### JOB
Select every line of the items below that contains the string "quote", and copy each one. Case counts.

### RECORDS PROVIDED
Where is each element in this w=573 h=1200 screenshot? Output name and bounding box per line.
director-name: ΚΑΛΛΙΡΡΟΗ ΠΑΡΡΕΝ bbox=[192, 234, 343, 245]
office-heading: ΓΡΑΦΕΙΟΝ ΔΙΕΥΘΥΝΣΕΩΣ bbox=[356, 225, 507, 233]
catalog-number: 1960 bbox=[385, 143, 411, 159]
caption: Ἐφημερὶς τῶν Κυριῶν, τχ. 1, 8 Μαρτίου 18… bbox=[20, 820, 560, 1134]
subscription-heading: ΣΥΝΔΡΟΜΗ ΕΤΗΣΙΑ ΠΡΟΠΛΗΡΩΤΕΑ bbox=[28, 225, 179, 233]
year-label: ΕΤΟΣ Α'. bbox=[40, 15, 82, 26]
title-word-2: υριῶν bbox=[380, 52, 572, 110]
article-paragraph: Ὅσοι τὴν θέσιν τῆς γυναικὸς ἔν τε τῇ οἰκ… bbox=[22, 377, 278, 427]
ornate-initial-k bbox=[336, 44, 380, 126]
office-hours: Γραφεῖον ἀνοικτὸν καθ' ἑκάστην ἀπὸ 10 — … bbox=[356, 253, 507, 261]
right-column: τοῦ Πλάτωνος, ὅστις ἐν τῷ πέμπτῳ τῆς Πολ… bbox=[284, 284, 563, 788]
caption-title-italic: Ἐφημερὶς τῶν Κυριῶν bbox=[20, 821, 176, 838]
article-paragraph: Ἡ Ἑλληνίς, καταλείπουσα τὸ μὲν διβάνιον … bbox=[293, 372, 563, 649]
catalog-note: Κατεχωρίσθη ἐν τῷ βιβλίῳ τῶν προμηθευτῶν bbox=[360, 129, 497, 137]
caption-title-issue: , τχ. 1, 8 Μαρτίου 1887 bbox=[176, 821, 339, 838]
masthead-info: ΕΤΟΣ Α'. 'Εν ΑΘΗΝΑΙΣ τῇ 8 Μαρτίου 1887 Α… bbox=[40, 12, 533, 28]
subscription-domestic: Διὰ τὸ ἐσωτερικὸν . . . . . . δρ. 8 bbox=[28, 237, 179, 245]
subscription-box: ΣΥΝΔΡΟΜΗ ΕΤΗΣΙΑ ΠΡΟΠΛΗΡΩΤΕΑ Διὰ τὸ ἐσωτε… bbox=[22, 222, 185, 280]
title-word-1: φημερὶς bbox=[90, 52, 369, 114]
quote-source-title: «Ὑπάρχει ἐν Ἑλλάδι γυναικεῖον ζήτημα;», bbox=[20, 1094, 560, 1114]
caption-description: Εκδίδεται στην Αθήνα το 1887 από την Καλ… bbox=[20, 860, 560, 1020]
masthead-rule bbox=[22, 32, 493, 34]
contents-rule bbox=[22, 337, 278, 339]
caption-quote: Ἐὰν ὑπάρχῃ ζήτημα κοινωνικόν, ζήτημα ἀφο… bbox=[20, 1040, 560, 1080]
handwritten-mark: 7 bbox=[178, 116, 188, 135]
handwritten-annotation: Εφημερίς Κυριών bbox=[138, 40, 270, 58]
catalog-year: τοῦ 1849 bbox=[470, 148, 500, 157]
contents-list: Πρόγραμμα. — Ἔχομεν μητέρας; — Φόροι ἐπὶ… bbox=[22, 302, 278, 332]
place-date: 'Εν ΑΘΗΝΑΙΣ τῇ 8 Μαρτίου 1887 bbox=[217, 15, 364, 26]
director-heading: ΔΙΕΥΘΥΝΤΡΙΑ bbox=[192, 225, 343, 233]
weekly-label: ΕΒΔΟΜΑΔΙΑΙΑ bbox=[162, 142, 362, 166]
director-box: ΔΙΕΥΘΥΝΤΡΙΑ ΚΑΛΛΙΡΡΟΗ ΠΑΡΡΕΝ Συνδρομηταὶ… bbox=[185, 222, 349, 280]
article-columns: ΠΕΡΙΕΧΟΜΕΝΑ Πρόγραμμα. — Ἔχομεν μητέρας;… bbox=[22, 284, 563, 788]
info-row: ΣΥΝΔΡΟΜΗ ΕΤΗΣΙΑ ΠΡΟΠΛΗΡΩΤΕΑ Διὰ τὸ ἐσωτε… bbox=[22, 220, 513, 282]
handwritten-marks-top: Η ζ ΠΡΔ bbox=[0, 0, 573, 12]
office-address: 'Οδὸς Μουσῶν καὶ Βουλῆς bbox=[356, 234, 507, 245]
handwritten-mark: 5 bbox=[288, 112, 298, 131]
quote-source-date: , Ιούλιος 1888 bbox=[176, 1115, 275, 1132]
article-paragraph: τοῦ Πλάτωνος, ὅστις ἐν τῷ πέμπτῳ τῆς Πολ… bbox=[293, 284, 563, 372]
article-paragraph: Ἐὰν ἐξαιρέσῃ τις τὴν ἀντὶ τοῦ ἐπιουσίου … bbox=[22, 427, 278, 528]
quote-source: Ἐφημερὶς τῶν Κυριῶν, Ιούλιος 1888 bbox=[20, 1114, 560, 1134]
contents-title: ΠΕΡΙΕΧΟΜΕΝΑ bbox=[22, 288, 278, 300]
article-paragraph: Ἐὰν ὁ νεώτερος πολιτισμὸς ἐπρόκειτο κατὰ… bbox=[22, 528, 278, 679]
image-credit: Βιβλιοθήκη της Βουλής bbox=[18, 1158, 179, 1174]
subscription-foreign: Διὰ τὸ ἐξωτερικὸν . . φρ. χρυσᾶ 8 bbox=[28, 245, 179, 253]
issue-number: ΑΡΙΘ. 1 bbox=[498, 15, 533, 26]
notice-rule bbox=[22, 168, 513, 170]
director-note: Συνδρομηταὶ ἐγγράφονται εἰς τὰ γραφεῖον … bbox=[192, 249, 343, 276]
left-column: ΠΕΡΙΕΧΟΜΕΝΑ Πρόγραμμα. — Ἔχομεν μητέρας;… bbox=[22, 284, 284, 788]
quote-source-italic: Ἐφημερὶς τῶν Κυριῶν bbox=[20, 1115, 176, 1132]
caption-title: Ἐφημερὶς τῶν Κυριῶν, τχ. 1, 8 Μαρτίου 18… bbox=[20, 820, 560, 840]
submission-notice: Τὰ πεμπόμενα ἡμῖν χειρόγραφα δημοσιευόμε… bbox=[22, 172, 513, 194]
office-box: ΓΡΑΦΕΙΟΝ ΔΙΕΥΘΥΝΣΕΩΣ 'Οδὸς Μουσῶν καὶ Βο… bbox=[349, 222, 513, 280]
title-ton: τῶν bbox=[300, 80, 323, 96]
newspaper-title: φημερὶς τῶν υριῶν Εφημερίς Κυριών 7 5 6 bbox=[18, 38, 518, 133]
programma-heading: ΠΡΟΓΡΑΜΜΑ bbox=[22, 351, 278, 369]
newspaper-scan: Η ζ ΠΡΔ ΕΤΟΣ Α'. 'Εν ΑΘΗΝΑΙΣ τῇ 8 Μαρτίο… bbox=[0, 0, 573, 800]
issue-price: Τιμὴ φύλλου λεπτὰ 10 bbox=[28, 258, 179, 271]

### REPLY
quote-source-title: «Ὑπάρχει ἐν Ἑλλάδι γυναικεῖον ζήτημα;», bbox=[20, 1094, 560, 1114]
caption-quote: Ἐὰν ὑπάρχῃ ζήτημα κοινωνικόν, ζήτημα ἀφο… bbox=[20, 1040, 560, 1080]
quote-source-date: , Ιούλιος 1888 bbox=[176, 1115, 275, 1132]
quote-source: Ἐφημερὶς τῶν Κυριῶν, Ιούλιος 1888 bbox=[20, 1114, 560, 1134]
quote-source-italic: Ἐφημερὶς τῶν Κυριῶν bbox=[20, 1115, 176, 1132]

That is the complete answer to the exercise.